[WHAT YOU SHOULD DO]: Quote all lines below exactly. Images stay out.

═════ RAW DATA ═════

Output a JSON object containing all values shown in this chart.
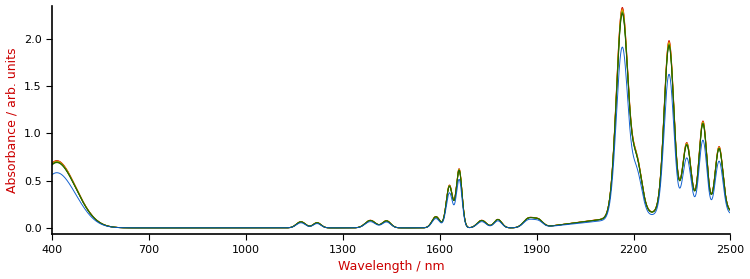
{
  "xlim": [
    400,
    2500
  ],
  "ylim": [
    -0.07,
    2.35
  ],
  "xlabel": "Wavelength / nm",
  "ylabel": "Absorbance / arb. units",
  "xlabel_color": "#cc0000",
  "ylabel_color": "#cc0000",
  "tick_color": "#000000",
  "xticks": [
    400,
    700,
    1000,
    1300,
    1600,
    1900,
    2200,
    2500
  ],
  "yticks": [
    0.0,
    0.5,
    1.0,
    1.5,
    2.0
  ],
  "background_color": "#ffffff",
  "line_width": 0.7,
  "colors": [
    "#cc0000",
    "#dd4400",
    "#ee8800",
    "#bbbb00",
    "#669900",
    "#336600",
    "#226600",
    "#0055cc"
  ],
  "base_scale": 1.0,
  "scale_spread": [
    0.0,
    0.01,
    0.02,
    0.03,
    0.04,
    0.05,
    0.06,
    -0.15
  ],
  "figsize": [
    7.5,
    2.79
  ],
  "dpi": 100
}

═════

[EXERCISE ANSWER]:
Output a JSON object containing all values shown in this chart.
{
  "xlim": [
    400,
    2500
  ],
  "ylim": [
    -0.07,
    2.35
  ],
  "xlabel": "Wavelength / nm",
  "ylabel": "Absorbance / arb. units",
  "xlabel_color": "#cc0000",
  "ylabel_color": "#cc0000",
  "tick_color": "#000000",
  "xticks": [
    400,
    700,
    1000,
    1300,
    1600,
    1900,
    2200,
    2500
  ],
  "yticks": [
    0.0,
    0.5,
    1.0,
    1.5,
    2.0
  ],
  "background_color": "#ffffff",
  "line_width": 0.7,
  "colors": [
    "#cc0000",
    "#dd4400",
    "#ee8800",
    "#bbbb00",
    "#669900",
    "#336600",
    "#226600",
    "#0055cc"
  ],
  "base_scale": 1.0,
  "scale_spread": [
    0.0,
    0.01,
    0.02,
    0.03,
    0.04,
    0.05,
    0.06,
    -0.15
  ],
  "figsize": [
    7.5,
    2.79
  ],
  "dpi": 100
}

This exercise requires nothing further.